Items from a figure collection

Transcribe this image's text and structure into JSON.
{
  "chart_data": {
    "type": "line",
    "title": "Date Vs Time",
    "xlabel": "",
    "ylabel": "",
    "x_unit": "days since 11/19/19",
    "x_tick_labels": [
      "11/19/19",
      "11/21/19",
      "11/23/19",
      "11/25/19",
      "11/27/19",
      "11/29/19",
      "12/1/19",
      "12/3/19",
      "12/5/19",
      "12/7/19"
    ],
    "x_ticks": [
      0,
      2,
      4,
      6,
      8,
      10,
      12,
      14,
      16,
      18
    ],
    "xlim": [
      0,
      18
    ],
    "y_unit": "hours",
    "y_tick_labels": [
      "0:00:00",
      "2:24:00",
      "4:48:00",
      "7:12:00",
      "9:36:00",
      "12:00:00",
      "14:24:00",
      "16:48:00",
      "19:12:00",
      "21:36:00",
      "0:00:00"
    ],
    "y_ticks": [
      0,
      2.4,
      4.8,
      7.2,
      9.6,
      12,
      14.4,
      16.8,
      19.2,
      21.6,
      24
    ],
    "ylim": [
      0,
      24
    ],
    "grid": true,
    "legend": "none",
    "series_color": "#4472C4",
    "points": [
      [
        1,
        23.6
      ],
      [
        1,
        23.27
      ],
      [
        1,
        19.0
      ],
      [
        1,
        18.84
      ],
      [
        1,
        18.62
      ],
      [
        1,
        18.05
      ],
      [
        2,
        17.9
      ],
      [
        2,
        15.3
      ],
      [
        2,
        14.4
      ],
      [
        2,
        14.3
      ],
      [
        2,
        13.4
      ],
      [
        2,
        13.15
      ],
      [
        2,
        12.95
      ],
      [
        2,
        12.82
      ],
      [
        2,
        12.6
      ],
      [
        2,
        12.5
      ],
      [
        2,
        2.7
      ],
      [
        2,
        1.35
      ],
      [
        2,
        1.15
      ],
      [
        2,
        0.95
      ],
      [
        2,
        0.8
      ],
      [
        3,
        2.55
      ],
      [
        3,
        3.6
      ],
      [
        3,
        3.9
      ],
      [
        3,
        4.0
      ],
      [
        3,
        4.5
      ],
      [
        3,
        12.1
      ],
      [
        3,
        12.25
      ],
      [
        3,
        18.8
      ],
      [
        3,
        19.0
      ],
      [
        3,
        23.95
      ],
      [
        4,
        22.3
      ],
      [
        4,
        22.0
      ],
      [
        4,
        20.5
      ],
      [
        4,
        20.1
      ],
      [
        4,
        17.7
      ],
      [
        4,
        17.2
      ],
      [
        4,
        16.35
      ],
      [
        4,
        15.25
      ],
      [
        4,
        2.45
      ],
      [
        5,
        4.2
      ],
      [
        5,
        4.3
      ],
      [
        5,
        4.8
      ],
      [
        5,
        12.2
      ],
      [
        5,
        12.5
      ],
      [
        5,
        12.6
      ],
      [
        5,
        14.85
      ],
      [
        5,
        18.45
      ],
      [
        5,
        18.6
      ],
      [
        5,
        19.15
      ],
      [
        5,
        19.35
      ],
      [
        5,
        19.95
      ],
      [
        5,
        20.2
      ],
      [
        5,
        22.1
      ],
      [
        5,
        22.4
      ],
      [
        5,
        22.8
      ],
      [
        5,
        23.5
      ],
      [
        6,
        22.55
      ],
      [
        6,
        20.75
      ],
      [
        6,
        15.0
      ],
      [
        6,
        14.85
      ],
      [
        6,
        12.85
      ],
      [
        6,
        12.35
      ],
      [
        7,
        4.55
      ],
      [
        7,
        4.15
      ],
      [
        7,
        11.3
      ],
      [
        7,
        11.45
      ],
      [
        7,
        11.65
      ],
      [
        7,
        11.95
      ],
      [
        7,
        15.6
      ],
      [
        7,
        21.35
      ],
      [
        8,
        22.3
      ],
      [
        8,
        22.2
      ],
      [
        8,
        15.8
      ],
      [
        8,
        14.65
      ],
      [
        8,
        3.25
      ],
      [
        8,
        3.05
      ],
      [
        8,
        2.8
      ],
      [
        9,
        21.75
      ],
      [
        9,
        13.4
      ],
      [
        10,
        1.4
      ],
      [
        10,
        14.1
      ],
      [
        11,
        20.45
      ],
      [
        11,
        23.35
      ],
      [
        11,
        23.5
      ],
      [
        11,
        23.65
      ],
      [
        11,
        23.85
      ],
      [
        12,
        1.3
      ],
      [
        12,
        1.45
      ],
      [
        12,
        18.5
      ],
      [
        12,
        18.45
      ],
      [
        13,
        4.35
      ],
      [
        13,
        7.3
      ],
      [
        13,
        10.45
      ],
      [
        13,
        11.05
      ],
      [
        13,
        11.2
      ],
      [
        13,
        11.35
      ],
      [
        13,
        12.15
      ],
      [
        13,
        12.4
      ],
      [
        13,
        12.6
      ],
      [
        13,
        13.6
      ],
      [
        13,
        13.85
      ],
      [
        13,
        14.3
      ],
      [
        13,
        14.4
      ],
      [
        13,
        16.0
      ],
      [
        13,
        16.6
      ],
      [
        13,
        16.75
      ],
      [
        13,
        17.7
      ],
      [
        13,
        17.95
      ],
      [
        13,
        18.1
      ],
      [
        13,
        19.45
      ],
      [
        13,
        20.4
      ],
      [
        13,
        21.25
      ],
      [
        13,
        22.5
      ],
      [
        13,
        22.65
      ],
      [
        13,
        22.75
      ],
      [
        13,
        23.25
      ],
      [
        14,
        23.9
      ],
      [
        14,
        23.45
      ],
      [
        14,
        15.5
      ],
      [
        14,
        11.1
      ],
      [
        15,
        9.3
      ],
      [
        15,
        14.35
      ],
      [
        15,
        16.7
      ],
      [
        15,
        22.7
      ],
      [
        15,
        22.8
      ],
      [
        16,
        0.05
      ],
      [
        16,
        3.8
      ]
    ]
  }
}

(GIVEN INSTRUCTION)
Using the data above, repeat every line exactly.

(WRITTEN REPLY)
Transcribe this image's text and structure into JSON.
{
  "chart_data": {
    "type": "line",
    "title": "Date Vs Time",
    "xlabel": "",
    "ylabel": "",
    "x_unit": "days since 11/19/19",
    "x_tick_labels": [
      "11/19/19",
      "11/21/19",
      "11/23/19",
      "11/25/19",
      "11/27/19",
      "11/29/19",
      "12/1/19",
      "12/3/19",
      "12/5/19",
      "12/7/19"
    ],
    "x_ticks": [
      0,
      2,
      4,
      6,
      8,
      10,
      12,
      14,
      16,
      18
    ],
    "xlim": [
      0,
      18
    ],
    "y_unit": "hours",
    "y_tick_labels": [
      "0:00:00",
      "2:24:00",
      "4:48:00",
      "7:12:00",
      "9:36:00",
      "12:00:00",
      "14:24:00",
      "16:48:00",
      "19:12:00",
      "21:36:00",
      "0:00:00"
    ],
    "y_ticks": [
      0,
      2.4,
      4.8,
      7.2,
      9.6,
      12,
      14.4,
      16.8,
      19.2,
      21.6,
      24
    ],
    "ylim": [
      0,
      24
    ],
    "grid": true,
    "legend": "none",
    "series_color": "#4472C4",
    "points": [
      [
        1,
        23.6
      ],
      [
        1,
        23.27
      ],
      [
        1,
        19.0
      ],
      [
        1,
        18.84
      ],
      [
        1,
        18.62
      ],
      [
        1,
        18.05
      ],
      [
        2,
        17.9
      ],
      [
        2,
        15.3
      ],
      [
        2,
        14.4
      ],
      [
        2,
        14.3
      ],
      [
        2,
        13.4
      ],
      [
        2,
        13.15
      ],
      [
        2,
        12.95
      ],
      [
        2,
        12.82
      ],
      [
        2,
        12.6
      ],
      [
        2,
        12.5
      ],
      [
        2,
        2.7
      ],
      [
        2,
        1.35
      ],
      [
        2,
        1.15
      ],
      [
        2,
        0.95
      ],
      [
        2,
        0.8
      ],
      [
        3,
        2.55
      ],
      [
        3,
        3.6
      ],
      [
        3,
        3.9
      ],
      [
        3,
        4.0
      ],
      [
        3,
        4.5
      ],
      [
        3,
        12.1
      ],
      [
        3,
        12.25
      ],
      [
        3,
        18.8
      ],
      [
        3,
        19.0
      ],
      [
        3,
        23.95
      ],
      [
        4,
        22.3
      ],
      [
        4,
        22.0
      ],
      [
        4,
        20.5
      ],
      [
        4,
        20.1
      ],
      [
        4,
        17.7
      ],
      [
        4,
        17.2
      ],
      [
        4,
        16.35
      ],
      [
        4,
        15.25
      ],
      [
        4,
        2.45
      ],
      [
        5,
        4.2
      ],
      [
        5,
        4.3
      ],
      [
        5,
        4.8
      ],
      [
        5,
        12.2
      ],
      [
        5,
        12.5
      ],
      [
        5,
        12.6
      ],
      [
        5,
        14.85
      ],
      [
        5,
        18.45
      ],
      [
        5,
        18.6
      ],
      [
        5,
        19.15
      ],
      [
        5,
        19.35
      ],
      [
        5,
        19.95
      ],
      [
        5,
        20.2
      ],
      [
        5,
        22.1
      ],
      [
        5,
        22.4
      ],
      [
        5,
        22.8
      ],
      [
        5,
        23.5
      ],
      [
        6,
        22.55
      ],
      [
        6,
        20.75
      ],
      [
        6,
        15.0
      ],
      [
        6,
        14.85
      ],
      [
        6,
        12.85
      ],
      [
        6,
        12.35
      ],
      [
        7,
        4.55
      ],
      [
        7,
        4.15
      ],
      [
        7,
        11.3
      ],
      [
        7,
        11.45
      ],
      [
        7,
        11.65
      ],
      [
        7,
        11.95
      ],
      [
        7,
        15.6
      ],
      [
        7,
        21.35
      ],
      [
        8,
        22.3
      ],
      [
        8,
        22.2
      ],
      [
        8,
        15.8
      ],
      [
        8,
        14.65
      ],
      [
        8,
        3.25
      ],
      [
        8,
        3.05
      ],
      [
        8,
        2.8
      ],
      [
        9,
        21.75
      ],
      [
        9,
        13.4
      ],
      [
        10,
        1.4
      ],
      [
        10,
        14.1
      ],
      [
        11,
        20.45
      ],
      [
        11,
        23.35
      ],
      [
        11,
        23.5
      ],
      [
        11,
        23.65
      ],
      [
        11,
        23.85
      ],
      [
        12,
        1.3
      ],
      [
        12,
        1.45
      ],
      [
        12,
        18.5
      ],
      [
        12,
        18.45
      ],
      [
        13,
        4.35
      ],
      [
        13,
        7.3
      ],
      [
        13,
        10.45
      ],
      [
        13,
        11.05
      ],
      [
        13,
        11.2
      ],
      [
        13,
        11.35
      ],
      [
        13,
        12.15
      ],
      [
        13,
        12.4
      ],
      [
        13,
        12.6
      ],
      [
        13,
        13.6
      ],
      [
        13,
        13.85
      ],
      [
        13,
        14.3
      ],
      [
        13,
        14.4
      ],
      [
        13,
        16.0
      ],
      [
        13,
        16.6
      ],
      [
        13,
        16.75
      ],
      [
        13,
        17.7
      ],
      [
        13,
        17.95
      ],
      [
        13,
        18.1
      ],
      [
        13,
        19.45
      ],
      [
        13,
        20.4
      ],
      [
        13,
        21.25
      ],
      [
        13,
        22.5
      ],
      [
        13,
        22.65
      ],
      [
        13,
        22.75
      ],
      [
        13,
        23.25
      ],
      [
        14,
        23.9
      ],
      [
        14,
        23.45
      ],
      [
        14,
        15.5
      ],
      [
        14,
        11.1
      ],
      [
        15,
        9.3
      ],
      [
        15,
        14.35
      ],
      [
        15,
        16.7
      ],
      [
        15,
        22.7
      ],
      [
        15,
        22.8
      ],
      [
        16,
        0.05
      ],
      [
        16,
        3.8
      ]
    ]
  }
}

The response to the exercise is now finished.